[EXERCISE DETAILS]: Drop the pictures from the entries below, then reproduce the rest exactly.

(Collected data entries)

======

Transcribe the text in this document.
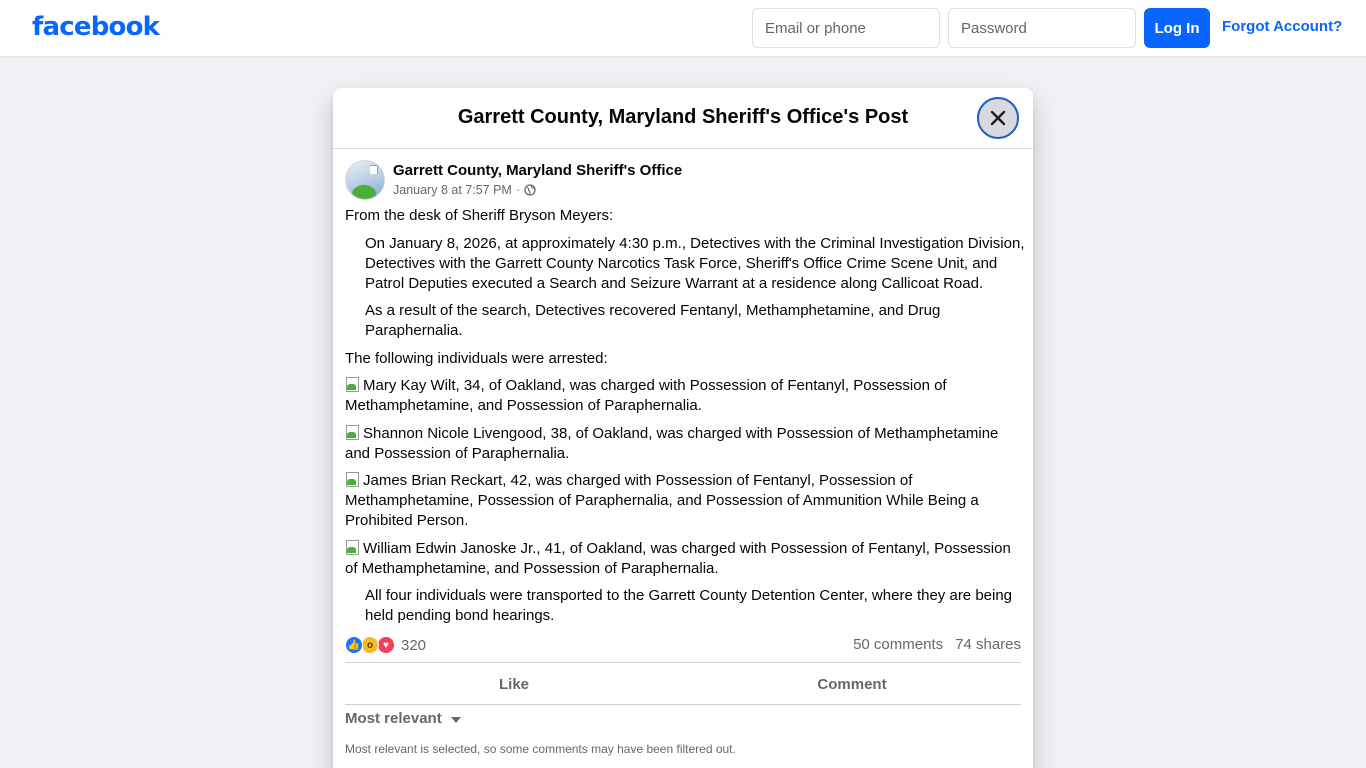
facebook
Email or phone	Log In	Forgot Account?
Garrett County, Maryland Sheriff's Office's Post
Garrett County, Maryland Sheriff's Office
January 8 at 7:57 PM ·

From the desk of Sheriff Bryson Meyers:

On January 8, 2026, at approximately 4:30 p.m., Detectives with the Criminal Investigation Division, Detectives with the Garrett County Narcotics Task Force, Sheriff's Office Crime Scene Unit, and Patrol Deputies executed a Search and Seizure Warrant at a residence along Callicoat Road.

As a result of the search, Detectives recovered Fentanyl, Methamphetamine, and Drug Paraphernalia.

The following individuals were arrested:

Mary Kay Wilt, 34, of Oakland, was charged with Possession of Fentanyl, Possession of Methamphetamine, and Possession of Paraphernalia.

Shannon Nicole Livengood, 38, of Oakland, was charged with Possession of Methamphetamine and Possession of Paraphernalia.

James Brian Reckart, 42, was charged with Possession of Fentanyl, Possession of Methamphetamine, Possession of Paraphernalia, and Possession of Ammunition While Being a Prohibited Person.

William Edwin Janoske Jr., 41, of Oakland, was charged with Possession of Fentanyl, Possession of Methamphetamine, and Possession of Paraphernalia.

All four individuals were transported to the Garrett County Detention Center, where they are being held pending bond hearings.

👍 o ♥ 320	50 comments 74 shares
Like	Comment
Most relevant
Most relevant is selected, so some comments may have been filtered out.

======

[RESULT FOR THIS TASK]:
Transcribe the text in this document.
facebook
Email or phone	Log In	Forgot Account?
Garrett County, Maryland Sheriff's Office's Post
Garrett County, Maryland Sheriff's Office
January 8 at 7:57 PM ·

From the desk of Sheriff Bryson Meyers:

On January 8, 2026, at approximately 4:30 p.m., Detectives with the Criminal Investigation Division, Detectives with the Garrett County Narcotics Task Force, Sheriff's Office Crime Scene Unit, and Patrol Deputies executed a Search and Seizure Warrant at a residence along Callicoat Road.

As a result of the search, Detectives recovered Fentanyl, Methamphetamine, and Drug Paraphernalia.

The following individuals were arrested:

Mary Kay Wilt, 34, of Oakland, was charged with Possession of Fentanyl, Possession of Methamphetamine, and Possession of Paraphernalia.

Shannon Nicole Livengood, 38, of Oakland, was charged with Possession of Methamphetamine and Possession of Paraphernalia.

James Brian Reckart, 42, was charged with Possession of Fentanyl, Possession of Methamphetamine, Possession of Paraphernalia, and Possession of Ammunition While Being a Prohibited Person.

William Edwin Janoske Jr., 41, of Oakland, was charged with Possession of Fentanyl, Possession of Methamphetamine, and Possession of Paraphernalia.

All four individuals were transported to the Garrett County Detention Center, where they are being held pending bond hearings.

👍 o ♥ 320	50 comments 74 shares
Like	Comment
Most relevant
Most relevant is selected, so some comments may have been filtered out.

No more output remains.